Stored data entries
___

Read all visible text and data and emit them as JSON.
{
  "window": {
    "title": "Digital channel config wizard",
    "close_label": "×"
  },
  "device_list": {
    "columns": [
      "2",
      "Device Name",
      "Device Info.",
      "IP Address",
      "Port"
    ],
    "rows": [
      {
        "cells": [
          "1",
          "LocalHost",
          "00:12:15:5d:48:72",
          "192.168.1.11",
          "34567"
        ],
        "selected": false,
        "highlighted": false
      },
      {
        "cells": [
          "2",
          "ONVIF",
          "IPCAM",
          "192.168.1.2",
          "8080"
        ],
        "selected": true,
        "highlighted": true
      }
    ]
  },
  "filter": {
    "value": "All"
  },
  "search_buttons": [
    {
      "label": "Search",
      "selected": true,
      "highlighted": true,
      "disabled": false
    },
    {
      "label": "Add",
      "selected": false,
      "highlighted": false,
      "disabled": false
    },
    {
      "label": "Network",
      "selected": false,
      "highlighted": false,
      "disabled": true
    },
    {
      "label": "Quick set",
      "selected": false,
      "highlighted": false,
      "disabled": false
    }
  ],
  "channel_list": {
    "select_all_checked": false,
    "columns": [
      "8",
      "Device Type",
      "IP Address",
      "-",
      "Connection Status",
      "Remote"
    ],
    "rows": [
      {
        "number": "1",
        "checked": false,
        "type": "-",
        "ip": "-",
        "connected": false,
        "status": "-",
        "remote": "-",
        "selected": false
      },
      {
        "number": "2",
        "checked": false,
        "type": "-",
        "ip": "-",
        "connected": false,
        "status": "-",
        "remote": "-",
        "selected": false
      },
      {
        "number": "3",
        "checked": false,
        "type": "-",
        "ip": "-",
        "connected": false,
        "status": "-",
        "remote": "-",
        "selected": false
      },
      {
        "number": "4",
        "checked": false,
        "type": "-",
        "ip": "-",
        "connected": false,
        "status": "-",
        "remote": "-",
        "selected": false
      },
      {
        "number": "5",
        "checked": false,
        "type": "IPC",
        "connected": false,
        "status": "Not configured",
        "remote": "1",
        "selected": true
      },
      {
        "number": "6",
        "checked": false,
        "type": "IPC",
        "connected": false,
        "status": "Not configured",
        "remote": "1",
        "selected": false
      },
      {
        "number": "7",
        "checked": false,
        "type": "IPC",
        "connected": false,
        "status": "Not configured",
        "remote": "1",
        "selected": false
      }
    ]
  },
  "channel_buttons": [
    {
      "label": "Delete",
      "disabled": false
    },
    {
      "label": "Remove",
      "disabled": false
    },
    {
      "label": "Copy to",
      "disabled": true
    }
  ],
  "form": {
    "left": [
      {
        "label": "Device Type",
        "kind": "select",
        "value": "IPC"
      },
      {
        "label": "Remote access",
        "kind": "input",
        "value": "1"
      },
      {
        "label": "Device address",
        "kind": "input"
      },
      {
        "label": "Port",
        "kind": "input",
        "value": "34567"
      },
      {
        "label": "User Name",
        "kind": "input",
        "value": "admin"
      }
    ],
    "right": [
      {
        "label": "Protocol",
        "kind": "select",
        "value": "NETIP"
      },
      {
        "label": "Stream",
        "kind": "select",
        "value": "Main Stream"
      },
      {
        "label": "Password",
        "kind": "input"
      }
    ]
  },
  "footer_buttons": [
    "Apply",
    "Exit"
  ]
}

___

# Task instructions:
All the entries above need to be reproduced exactly.

# Final result:
Read all visible text and data and emit them as JSON.
{
  "window": {
    "title": "Digital channel config wizard",
    "close_label": "×"
  },
  "device_list": {
    "columns": [
      "2",
      "Device Name",
      "Device Info.",
      "IP Address",
      "Port"
    ],
    "rows": [
      {
        "cells": [
          "1",
          "LocalHost",
          "00:12:15:5d:48:72",
          "192.168.1.11",
          "34567"
        ],
        "selected": false,
        "highlighted": false
      },
      {
        "cells": [
          "2",
          "ONVIF",
          "IPCAM",
          "192.168.1.2",
          "8080"
        ],
        "selected": true,
        "highlighted": true
      }
    ]
  },
  "filter": {
    "value": "All"
  },
  "search_buttons": [
    {
      "label": "Search",
      "selected": true,
      "highlighted": true,
      "disabled": false
    },
    {
      "label": "Add",
      "selected": false,
      "highlighted": false,
      "disabled": false
    },
    {
      "label": "Network",
      "selected": false,
      "highlighted": false,
      "disabled": true
    },
    {
      "label": "Quick set",
      "selected": false,
      "highlighted": false,
      "disabled": false
    }
  ],
  "channel_list": {
    "select_all_checked": false,
    "columns": [
      "8",
      "Device Type",
      "IP Address",
      "-",
      "Connection Status",
      "Remote"
    ],
    "rows": [
      {
        "number": "1",
        "checked": false,
        "type": "-",
        "ip": "-",
        "connected": false,
        "status": "-",
        "remote": "-",
        "selected": false
      },
      {
        "number": "2",
        "checked": false,
        "type": "-",
        "ip": "-",
        "connected": false,
        "status": "-",
        "remote": "-",
        "selected": false
      },
      {
        "number": "3",
        "checked": false,
        "type": "-",
        "ip": "-",
        "connected": false,
        "status": "-",
        "remote": "-",
        "selected": false
      },
      {
        "number": "4",
        "checked": false,
        "type": "-",
        "ip": "-",
        "connected": false,
        "status": "-",
        "remote": "-",
        "selected": false
      },
      {
        "number": "5",
        "checked": false,
        "type": "IPC",
        "connected": false,
        "status": "Not configured",
        "remote": "1",
        "selected": true
      },
      {
        "number": "6",
        "checked": false,
        "type": "IPC",
        "connected": false,
        "status": "Not configured",
        "remote": "1",
        "selected": false
      },
      {
        "number": "7",
        "checked": false,
        "type": "IPC",
        "connected": false,
        "status": "Not configured",
        "remote": "1",
        "selected": false
      }
    ]
  },
  "channel_buttons": [
    {
      "label": "Delete",
      "disabled": false
    },
    {
      "label": "Remove",
      "disabled": false
    },
    {
      "label": "Copy to",
      "disabled": true
    }
  ],
  "form": {
    "left": [
      {
        "label": "Device Type",
        "kind": "select",
        "value": "IPC"
      },
      {
        "label": "Remote access",
        "kind": "input",
        "value": "1"
      },
      {
        "label": "Device address",
        "kind": "input"
      },
      {
        "label": "Port",
        "kind": "input",
        "value": "34567"
      },
      {
        "label": "User Name",
        "kind": "input",
        "value": "admin"
      }
    ],
    "right": [
      {
        "label": "Protocol",
        "kind": "select",
        "value": "NETIP"
      },
      {
        "label": "Stream",
        "kind": "select",
        "value": "Main Stream"
      },
      {
        "label": "Password",
        "kind": "input"
      }
    ]
  },
  "footer_buttons": [
    "Apply",
    "Exit"
  ]
}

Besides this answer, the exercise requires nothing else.